[Source data]

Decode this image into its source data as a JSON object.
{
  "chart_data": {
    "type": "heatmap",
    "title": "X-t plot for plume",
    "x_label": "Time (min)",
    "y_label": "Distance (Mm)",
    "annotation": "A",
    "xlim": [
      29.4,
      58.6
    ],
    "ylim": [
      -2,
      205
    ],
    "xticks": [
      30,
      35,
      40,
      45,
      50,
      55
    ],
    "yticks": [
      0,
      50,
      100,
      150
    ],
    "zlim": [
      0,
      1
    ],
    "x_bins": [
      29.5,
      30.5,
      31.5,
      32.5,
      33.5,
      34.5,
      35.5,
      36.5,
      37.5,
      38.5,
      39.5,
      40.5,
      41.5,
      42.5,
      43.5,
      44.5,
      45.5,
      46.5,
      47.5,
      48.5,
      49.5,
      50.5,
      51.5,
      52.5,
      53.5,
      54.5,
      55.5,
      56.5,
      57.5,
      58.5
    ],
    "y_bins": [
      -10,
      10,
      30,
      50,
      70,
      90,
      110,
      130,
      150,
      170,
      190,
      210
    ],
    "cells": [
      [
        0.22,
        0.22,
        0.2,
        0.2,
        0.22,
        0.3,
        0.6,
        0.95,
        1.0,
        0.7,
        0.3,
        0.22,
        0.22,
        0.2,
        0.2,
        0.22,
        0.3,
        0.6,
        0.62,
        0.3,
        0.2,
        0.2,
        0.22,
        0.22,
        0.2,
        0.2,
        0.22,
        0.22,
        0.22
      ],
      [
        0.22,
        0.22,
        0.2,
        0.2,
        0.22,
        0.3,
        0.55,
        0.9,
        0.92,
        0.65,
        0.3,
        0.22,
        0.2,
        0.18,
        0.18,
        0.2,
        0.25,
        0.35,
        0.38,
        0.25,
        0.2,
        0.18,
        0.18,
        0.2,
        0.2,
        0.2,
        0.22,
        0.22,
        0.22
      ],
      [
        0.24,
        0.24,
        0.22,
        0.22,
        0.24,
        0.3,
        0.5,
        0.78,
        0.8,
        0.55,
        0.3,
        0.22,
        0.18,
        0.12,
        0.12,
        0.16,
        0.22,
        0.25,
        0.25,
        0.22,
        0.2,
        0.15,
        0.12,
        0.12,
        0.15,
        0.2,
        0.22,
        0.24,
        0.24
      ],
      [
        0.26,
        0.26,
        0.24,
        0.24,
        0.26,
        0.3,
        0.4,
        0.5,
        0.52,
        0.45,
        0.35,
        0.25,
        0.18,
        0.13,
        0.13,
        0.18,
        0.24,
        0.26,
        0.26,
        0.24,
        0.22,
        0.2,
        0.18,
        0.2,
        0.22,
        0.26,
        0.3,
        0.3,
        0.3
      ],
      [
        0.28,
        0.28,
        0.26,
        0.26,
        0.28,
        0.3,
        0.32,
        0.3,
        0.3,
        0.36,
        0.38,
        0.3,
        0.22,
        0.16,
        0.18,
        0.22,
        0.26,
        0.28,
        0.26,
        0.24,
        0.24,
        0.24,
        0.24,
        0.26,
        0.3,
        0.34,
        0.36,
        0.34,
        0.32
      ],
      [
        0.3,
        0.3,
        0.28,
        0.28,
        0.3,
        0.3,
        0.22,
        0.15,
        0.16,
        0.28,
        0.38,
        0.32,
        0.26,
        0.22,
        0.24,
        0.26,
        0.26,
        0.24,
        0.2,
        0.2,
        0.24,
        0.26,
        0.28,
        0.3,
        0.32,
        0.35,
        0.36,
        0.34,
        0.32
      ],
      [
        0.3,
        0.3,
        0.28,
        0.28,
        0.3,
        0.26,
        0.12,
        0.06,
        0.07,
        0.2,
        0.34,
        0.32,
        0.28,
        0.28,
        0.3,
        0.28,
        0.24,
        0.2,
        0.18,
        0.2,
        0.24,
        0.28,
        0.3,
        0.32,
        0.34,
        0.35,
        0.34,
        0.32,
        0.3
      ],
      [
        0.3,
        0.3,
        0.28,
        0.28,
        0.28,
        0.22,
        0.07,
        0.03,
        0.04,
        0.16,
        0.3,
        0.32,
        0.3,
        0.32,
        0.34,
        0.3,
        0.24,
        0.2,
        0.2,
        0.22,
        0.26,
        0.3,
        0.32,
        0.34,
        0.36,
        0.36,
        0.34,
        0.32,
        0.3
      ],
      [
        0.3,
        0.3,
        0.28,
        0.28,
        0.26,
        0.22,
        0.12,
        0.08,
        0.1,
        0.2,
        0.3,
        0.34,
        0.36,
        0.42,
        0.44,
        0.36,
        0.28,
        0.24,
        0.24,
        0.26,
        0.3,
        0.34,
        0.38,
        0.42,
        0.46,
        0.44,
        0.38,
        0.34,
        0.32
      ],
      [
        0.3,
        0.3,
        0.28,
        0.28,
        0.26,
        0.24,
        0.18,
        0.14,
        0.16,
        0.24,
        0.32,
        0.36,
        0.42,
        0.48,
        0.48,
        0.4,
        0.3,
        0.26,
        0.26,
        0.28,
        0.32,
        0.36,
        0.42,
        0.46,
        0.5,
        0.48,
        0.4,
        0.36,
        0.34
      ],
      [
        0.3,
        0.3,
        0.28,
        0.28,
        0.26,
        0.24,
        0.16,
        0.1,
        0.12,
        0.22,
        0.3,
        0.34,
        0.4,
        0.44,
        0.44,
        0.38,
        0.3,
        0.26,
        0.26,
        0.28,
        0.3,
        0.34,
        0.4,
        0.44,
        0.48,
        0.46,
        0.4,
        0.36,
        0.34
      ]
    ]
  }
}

= TASK TO COMPLETE =
Every line above should be written out again exactly as it stands.

= WRITTEN RESPONSE =
Decode this image into its source data as a JSON object.
{
  "chart_data": {
    "type": "heatmap",
    "title": "X-t plot for plume",
    "x_label": "Time (min)",
    "y_label": "Distance (Mm)",
    "annotation": "A",
    "xlim": [
      29.4,
      58.6
    ],
    "ylim": [
      -2,
      205
    ],
    "xticks": [
      30,
      35,
      40,
      45,
      50,
      55
    ],
    "yticks": [
      0,
      50,
      100,
      150
    ],
    "zlim": [
      0,
      1
    ],
    "x_bins": [
      29.5,
      30.5,
      31.5,
      32.5,
      33.5,
      34.5,
      35.5,
      36.5,
      37.5,
      38.5,
      39.5,
      40.5,
      41.5,
      42.5,
      43.5,
      44.5,
      45.5,
      46.5,
      47.5,
      48.5,
      49.5,
      50.5,
      51.5,
      52.5,
      53.5,
      54.5,
      55.5,
      56.5,
      57.5,
      58.5
    ],
    "y_bins": [
      -10,
      10,
      30,
      50,
      70,
      90,
      110,
      130,
      150,
      170,
      190,
      210
    ],
    "cells": [
      [
        0.22,
        0.22,
        0.2,
        0.2,
        0.22,
        0.3,
        0.6,
        0.95,
        1.0,
        0.7,
        0.3,
        0.22,
        0.22,
        0.2,
        0.2,
        0.22,
        0.3,
        0.6,
        0.62,
        0.3,
        0.2,
        0.2,
        0.22,
        0.22,
        0.2,
        0.2,
        0.22,
        0.22,
        0.22
      ],
      [
        0.22,
        0.22,
        0.2,
        0.2,
        0.22,
        0.3,
        0.55,
        0.9,
        0.92,
        0.65,
        0.3,
        0.22,
        0.2,
        0.18,
        0.18,
        0.2,
        0.25,
        0.35,
        0.38,
        0.25,
        0.2,
        0.18,
        0.18,
        0.2,
        0.2,
        0.2,
        0.22,
        0.22,
        0.22
      ],
      [
        0.24,
        0.24,
        0.22,
        0.22,
        0.24,
        0.3,
        0.5,
        0.78,
        0.8,
        0.55,
        0.3,
        0.22,
        0.18,
        0.12,
        0.12,
        0.16,
        0.22,
        0.25,
        0.25,
        0.22,
        0.2,
        0.15,
        0.12,
        0.12,
        0.15,
        0.2,
        0.22,
        0.24,
        0.24
      ],
      [
        0.26,
        0.26,
        0.24,
        0.24,
        0.26,
        0.3,
        0.4,
        0.5,
        0.52,
        0.45,
        0.35,
        0.25,
        0.18,
        0.13,
        0.13,
        0.18,
        0.24,
        0.26,
        0.26,
        0.24,
        0.22,
        0.2,
        0.18,
        0.2,
        0.22,
        0.26,
        0.3,
        0.3,
        0.3
      ],
      [
        0.28,
        0.28,
        0.26,
        0.26,
        0.28,
        0.3,
        0.32,
        0.3,
        0.3,
        0.36,
        0.38,
        0.3,
        0.22,
        0.16,
        0.18,
        0.22,
        0.26,
        0.28,
        0.26,
        0.24,
        0.24,
        0.24,
        0.24,
        0.26,
        0.3,
        0.34,
        0.36,
        0.34,
        0.32
      ],
      [
        0.3,
        0.3,
        0.28,
        0.28,
        0.3,
        0.3,
        0.22,
        0.15,
        0.16,
        0.28,
        0.38,
        0.32,
        0.26,
        0.22,
        0.24,
        0.26,
        0.26,
        0.24,
        0.2,
        0.2,
        0.24,
        0.26,
        0.28,
        0.3,
        0.32,
        0.35,
        0.36,
        0.34,
        0.32
      ],
      [
        0.3,
        0.3,
        0.28,
        0.28,
        0.3,
        0.26,
        0.12,
        0.06,
        0.07,
        0.2,
        0.34,
        0.32,
        0.28,
        0.28,
        0.3,
        0.28,
        0.24,
        0.2,
        0.18,
        0.2,
        0.24,
        0.28,
        0.3,
        0.32,
        0.34,
        0.35,
        0.34,
        0.32,
        0.3
      ],
      [
        0.3,
        0.3,
        0.28,
        0.28,
        0.28,
        0.22,
        0.07,
        0.03,
        0.04,
        0.16,
        0.3,
        0.32,
        0.3,
        0.32,
        0.34,
        0.3,
        0.24,
        0.2,
        0.2,
        0.22,
        0.26,
        0.3,
        0.32,
        0.34,
        0.36,
        0.36,
        0.34,
        0.32,
        0.3
      ],
      [
        0.3,
        0.3,
        0.28,
        0.28,
        0.26,
        0.22,
        0.12,
        0.08,
        0.1,
        0.2,
        0.3,
        0.34,
        0.36,
        0.42,
        0.44,
        0.36,
        0.28,
        0.24,
        0.24,
        0.26,
        0.3,
        0.34,
        0.38,
        0.42,
        0.46,
        0.44,
        0.38,
        0.34,
        0.32
      ],
      [
        0.3,
        0.3,
        0.28,
        0.28,
        0.26,
        0.24,
        0.18,
        0.14,
        0.16,
        0.24,
        0.32,
        0.36,
        0.42,
        0.48,
        0.48,
        0.4,
        0.3,
        0.26,
        0.26,
        0.28,
        0.32,
        0.36,
        0.42,
        0.46,
        0.5,
        0.48,
        0.4,
        0.36,
        0.34
      ],
      [
        0.3,
        0.3,
        0.28,
        0.28,
        0.26,
        0.24,
        0.16,
        0.1,
        0.12,
        0.22,
        0.3,
        0.34,
        0.4,
        0.44,
        0.44,
        0.38,
        0.3,
        0.26,
        0.26,
        0.28,
        0.3,
        0.34,
        0.4,
        0.44,
        0.48,
        0.46,
        0.4,
        0.36,
        0.34
      ]
    ]
  }
}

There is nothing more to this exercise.